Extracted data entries
::::
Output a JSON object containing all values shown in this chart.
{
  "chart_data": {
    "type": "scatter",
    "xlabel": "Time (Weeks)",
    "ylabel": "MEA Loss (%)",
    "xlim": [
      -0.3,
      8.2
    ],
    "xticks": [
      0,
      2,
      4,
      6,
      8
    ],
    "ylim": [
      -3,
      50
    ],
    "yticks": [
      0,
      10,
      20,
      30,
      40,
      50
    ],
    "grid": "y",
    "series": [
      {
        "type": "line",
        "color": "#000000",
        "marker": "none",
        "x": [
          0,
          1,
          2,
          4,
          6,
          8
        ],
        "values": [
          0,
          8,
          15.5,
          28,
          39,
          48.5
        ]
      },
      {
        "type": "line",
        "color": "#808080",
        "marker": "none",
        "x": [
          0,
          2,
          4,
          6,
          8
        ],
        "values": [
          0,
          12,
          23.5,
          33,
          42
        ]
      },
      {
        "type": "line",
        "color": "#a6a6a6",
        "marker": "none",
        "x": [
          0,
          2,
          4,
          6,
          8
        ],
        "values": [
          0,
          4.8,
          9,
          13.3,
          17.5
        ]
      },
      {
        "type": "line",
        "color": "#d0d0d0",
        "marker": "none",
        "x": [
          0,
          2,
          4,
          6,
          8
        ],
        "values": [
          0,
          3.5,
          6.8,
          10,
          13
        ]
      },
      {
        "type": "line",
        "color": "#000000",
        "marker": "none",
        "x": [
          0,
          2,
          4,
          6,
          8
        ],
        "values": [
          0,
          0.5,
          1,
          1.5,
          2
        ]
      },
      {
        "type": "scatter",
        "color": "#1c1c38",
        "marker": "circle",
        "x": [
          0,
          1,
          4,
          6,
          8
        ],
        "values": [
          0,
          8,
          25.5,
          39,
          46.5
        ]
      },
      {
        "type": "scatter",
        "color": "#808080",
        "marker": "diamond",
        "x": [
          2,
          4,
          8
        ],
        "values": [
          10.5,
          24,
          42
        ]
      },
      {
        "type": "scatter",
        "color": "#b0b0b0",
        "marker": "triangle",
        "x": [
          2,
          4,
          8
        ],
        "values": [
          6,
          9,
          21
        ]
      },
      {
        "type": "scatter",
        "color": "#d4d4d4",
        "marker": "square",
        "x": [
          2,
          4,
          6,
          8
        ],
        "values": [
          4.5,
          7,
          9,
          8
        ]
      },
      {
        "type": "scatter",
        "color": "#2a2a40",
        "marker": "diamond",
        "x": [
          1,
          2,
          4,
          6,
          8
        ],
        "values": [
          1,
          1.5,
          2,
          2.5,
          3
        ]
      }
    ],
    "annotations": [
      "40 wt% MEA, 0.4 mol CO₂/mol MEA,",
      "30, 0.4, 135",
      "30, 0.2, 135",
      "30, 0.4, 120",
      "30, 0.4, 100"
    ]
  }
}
::::
- **Exercise goal**
Write out every record, exactly as written.

- **Answer for this exercise**
Output a JSON object containing all values shown in this chart.
{
  "chart_data": {
    "type": "scatter",
    "xlabel": "Time (Weeks)",
    "ylabel": "MEA Loss (%)",
    "xlim": [
      -0.3,
      8.2
    ],
    "xticks": [
      0,
      2,
      4,
      6,
      8
    ],
    "ylim": [
      -3,
      50
    ],
    "yticks": [
      0,
      10,
      20,
      30,
      40,
      50
    ],
    "grid": "y",
    "series": [
      {
        "type": "line",
        "color": "#000000",
        "marker": "none",
        "x": [
          0,
          1,
          2,
          4,
          6,
          8
        ],
        "values": [
          0,
          8,
          15.5,
          28,
          39,
          48.5
        ]
      },
      {
        "type": "line",
        "color": "#808080",
        "marker": "none",
        "x": [
          0,
          2,
          4,
          6,
          8
        ],
        "values": [
          0,
          12,
          23.5,
          33,
          42
        ]
      },
      {
        "type": "line",
        "color": "#a6a6a6",
        "marker": "none",
        "x": [
          0,
          2,
          4,
          6,
          8
        ],
        "values": [
          0,
          4.8,
          9,
          13.3,
          17.5
        ]
      },
      {
        "type": "line",
        "color": "#d0d0d0",
        "marker": "none",
        "x": [
          0,
          2,
          4,
          6,
          8
        ],
        "values": [
          0,
          3.5,
          6.8,
          10,
          13
        ]
      },
      {
        "type": "line",
        "color": "#000000",
        "marker": "none",
        "x": [
          0,
          2,
          4,
          6,
          8
        ],
        "values": [
          0,
          0.5,
          1,
          1.5,
          2
        ]
      },
      {
        "type": "scatter",
        "color": "#1c1c38",
        "marker": "circle",
        "x": [
          0,
          1,
          4,
          6,
          8
        ],
        "values": [
          0,
          8,
          25.5,
          39,
          46.5
        ]
      },
      {
        "type": "scatter",
        "color": "#808080",
        "marker": "diamond",
        "x": [
          2,
          4,
          8
        ],
        "values": [
          10.5,
          24,
          42
        ]
      },
      {
        "type": "scatter",
        "color": "#b0b0b0",
        "marker": "triangle",
        "x": [
          2,
          4,
          8
        ],
        "values": [
          6,
          9,
          21
        ]
      },
      {
        "type": "scatter",
        "color": "#d4d4d4",
        "marker": "square",
        "x": [
          2,
          4,
          6,
          8
        ],
        "values": [
          4.5,
          7,
          9,
          8
        ]
      },
      {
        "type": "scatter",
        "color": "#2a2a40",
        "marker": "diamond",
        "x": [
          1,
          2,
          4,
          6,
          8
        ],
        "values": [
          1,
          1.5,
          2,
          2.5,
          3
        ]
      }
    ],
    "annotations": [
      "40 wt% MEA, 0.4 mol CO₂/mol MEA,",
      "30, 0.4, 135",
      "30, 0.2, 135",
      "30, 0.4, 120",
      "30, 0.4, 100"
    ]
  }
}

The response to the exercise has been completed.